• **Your goal**
Output all of the entries exactly as written.

• **Input data**

** Begin **

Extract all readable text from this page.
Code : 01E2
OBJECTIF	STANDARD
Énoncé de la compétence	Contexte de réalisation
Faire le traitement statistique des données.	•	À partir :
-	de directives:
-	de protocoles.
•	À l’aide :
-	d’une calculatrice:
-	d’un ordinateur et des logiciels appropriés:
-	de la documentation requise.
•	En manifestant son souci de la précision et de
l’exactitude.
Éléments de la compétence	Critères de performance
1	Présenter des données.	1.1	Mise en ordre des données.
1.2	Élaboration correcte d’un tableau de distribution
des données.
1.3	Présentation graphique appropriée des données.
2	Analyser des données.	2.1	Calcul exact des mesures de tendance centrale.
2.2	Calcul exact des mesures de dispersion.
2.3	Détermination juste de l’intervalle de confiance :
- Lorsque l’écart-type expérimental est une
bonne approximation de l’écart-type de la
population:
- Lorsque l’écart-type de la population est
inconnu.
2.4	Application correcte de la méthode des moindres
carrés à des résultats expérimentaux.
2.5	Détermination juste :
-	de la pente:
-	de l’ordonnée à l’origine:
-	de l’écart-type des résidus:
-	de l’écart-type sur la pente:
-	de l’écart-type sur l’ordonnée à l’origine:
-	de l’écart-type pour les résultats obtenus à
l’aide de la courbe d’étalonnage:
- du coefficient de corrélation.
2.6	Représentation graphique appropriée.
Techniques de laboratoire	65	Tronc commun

** End **

• **Exercise solution**
Extract all readable text from this page.
Code : 01E2
OBJECTIF	STANDARD
Énoncé de la compétence	Contexte de réalisation
Faire le traitement statistique des données.	•	À partir :
-	de directives:
-	de protocoles.
•	À l’aide :
-	d’une calculatrice:
-	d’un ordinateur et des logiciels appropriés:
-	de la documentation requise.
•	En manifestant son souci de la précision et de
l’exactitude.
Éléments de la compétence	Critères de performance
1	Présenter des données.	1.1	Mise en ordre des données.
1.2	Élaboration correcte d’un tableau de distribution
des données.
1.3	Présentation graphique appropriée des données.
2	Analyser des données.	2.1	Calcul exact des mesures de tendance centrale.
2.2	Calcul exact des mesures de dispersion.
2.3	Détermination juste de l’intervalle de confiance :
- Lorsque l’écart-type expérimental est une
bonne approximation de l’écart-type de la
population:
- Lorsque l’écart-type de la population est
inconnu.
2.4	Application correcte de la méthode des moindres
carrés à des résultats expérimentaux.
2.5	Détermination juste :
-	de la pente:
-	de l’ordonnée à l’origine:
-	de l’écart-type des résidus:
-	de l’écart-type sur la pente:
-	de l’écart-type sur l’ordonnée à l’origine:
-	de l’écart-type pour les résultats obtenus à
l’aide de la courbe d’étalonnage:
- du coefficient de corrélation.
2.6	Représentation graphique appropriée.
Techniques de laboratoire	65	Tronc commun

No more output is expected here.